[Exercise description]
Find each line in the following listing that has the string "document", then state the count and nothing else.

[Recorded information]
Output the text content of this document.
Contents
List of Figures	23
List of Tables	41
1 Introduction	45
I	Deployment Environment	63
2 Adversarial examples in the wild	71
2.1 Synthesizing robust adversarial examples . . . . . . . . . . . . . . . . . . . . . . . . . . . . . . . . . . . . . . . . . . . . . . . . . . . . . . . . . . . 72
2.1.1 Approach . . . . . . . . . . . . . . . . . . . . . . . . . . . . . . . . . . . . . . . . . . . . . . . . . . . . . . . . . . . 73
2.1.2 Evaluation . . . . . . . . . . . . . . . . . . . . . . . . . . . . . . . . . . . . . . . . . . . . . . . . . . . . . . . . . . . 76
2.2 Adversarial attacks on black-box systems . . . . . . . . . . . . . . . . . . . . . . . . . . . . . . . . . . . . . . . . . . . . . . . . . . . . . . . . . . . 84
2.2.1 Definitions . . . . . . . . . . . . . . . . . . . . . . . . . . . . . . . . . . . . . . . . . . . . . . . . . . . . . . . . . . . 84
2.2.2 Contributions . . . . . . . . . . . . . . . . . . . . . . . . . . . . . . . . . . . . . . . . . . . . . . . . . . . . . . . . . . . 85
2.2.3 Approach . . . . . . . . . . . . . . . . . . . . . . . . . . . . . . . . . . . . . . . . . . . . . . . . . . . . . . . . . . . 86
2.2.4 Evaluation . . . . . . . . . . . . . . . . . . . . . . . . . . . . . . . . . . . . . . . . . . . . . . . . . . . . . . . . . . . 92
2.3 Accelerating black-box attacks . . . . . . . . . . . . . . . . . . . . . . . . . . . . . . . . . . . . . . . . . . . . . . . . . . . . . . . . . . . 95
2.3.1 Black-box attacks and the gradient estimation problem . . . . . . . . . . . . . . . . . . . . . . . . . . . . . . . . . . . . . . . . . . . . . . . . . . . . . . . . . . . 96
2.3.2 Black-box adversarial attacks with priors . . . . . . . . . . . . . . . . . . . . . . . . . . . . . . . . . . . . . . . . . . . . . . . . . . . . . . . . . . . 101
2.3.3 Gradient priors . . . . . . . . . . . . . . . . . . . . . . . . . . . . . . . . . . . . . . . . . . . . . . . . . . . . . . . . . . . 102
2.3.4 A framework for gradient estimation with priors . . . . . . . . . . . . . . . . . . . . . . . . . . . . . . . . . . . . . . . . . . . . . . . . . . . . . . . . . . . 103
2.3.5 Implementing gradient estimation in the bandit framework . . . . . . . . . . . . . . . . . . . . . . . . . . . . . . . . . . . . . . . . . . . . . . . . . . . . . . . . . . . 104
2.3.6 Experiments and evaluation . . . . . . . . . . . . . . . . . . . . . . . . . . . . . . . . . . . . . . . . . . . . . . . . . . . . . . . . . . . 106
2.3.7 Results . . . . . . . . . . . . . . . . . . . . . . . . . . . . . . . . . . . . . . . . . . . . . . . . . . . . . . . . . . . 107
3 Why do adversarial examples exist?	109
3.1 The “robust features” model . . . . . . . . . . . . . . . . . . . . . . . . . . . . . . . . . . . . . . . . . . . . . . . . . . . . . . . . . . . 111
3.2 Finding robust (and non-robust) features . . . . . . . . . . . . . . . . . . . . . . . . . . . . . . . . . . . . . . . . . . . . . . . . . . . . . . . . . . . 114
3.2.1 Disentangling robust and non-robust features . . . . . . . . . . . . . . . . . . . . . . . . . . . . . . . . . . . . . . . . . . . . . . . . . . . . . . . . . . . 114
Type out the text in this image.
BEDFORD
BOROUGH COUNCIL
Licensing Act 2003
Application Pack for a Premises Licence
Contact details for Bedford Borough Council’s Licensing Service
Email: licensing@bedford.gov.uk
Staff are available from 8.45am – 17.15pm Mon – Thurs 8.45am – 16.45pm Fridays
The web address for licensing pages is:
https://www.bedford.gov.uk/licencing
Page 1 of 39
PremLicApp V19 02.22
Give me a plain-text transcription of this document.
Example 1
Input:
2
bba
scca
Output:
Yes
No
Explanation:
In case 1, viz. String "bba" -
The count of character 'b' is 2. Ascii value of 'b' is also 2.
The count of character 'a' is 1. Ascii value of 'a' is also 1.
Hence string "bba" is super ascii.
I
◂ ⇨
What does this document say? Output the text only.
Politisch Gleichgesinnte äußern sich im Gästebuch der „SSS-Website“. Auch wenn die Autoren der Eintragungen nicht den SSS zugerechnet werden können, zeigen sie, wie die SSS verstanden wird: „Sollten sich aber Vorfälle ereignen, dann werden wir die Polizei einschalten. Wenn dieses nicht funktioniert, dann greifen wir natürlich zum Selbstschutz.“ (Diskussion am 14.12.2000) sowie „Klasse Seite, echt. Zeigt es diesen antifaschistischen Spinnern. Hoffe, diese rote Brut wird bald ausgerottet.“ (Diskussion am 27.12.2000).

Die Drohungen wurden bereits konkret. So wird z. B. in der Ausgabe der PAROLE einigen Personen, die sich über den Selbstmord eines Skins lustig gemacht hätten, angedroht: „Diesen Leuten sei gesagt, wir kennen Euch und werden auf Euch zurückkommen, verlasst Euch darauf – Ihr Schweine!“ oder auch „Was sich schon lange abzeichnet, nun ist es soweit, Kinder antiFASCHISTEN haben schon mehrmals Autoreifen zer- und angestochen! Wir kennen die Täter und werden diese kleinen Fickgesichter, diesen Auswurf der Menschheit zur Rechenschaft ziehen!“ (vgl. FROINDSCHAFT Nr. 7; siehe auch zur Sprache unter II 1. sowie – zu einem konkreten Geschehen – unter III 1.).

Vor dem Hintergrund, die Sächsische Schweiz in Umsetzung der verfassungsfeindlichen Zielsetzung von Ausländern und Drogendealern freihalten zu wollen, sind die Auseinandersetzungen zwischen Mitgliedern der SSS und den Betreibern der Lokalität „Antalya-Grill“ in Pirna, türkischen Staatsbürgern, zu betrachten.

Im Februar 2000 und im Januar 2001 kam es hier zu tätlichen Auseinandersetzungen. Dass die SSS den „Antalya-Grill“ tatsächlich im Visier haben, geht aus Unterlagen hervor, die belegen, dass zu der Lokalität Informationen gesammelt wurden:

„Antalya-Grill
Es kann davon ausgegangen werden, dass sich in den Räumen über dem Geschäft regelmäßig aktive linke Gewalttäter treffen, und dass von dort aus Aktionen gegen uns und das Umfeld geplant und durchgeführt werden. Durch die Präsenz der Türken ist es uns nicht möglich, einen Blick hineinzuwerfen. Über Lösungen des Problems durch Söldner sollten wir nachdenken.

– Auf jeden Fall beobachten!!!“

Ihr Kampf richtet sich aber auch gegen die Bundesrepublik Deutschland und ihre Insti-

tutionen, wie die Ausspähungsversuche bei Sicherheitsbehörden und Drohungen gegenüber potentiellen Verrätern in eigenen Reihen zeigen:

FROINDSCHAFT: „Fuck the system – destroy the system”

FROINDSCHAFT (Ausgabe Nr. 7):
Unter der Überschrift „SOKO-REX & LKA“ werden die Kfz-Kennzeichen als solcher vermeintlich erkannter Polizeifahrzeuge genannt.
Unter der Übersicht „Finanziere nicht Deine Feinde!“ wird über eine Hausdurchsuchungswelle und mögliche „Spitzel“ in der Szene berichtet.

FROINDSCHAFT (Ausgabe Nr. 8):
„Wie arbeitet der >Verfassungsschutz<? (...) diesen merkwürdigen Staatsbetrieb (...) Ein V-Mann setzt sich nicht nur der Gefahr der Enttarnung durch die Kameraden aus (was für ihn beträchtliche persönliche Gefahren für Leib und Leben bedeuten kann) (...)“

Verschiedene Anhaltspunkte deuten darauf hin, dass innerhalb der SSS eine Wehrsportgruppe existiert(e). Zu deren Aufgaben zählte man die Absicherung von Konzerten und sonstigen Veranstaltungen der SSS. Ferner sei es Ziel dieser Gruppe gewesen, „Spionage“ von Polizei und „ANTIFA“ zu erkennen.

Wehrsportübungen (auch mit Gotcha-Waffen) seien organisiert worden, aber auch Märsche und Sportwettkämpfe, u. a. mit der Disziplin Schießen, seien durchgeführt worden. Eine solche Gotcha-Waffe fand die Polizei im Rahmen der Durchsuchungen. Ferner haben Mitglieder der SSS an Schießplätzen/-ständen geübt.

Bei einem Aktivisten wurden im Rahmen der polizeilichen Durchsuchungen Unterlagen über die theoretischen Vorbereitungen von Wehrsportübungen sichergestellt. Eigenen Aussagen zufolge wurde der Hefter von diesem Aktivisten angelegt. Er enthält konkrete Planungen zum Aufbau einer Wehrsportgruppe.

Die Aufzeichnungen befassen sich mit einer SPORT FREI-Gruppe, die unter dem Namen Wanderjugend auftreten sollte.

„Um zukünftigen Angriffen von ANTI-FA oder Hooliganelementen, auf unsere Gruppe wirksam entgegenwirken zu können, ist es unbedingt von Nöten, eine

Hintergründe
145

[Result for this task]
3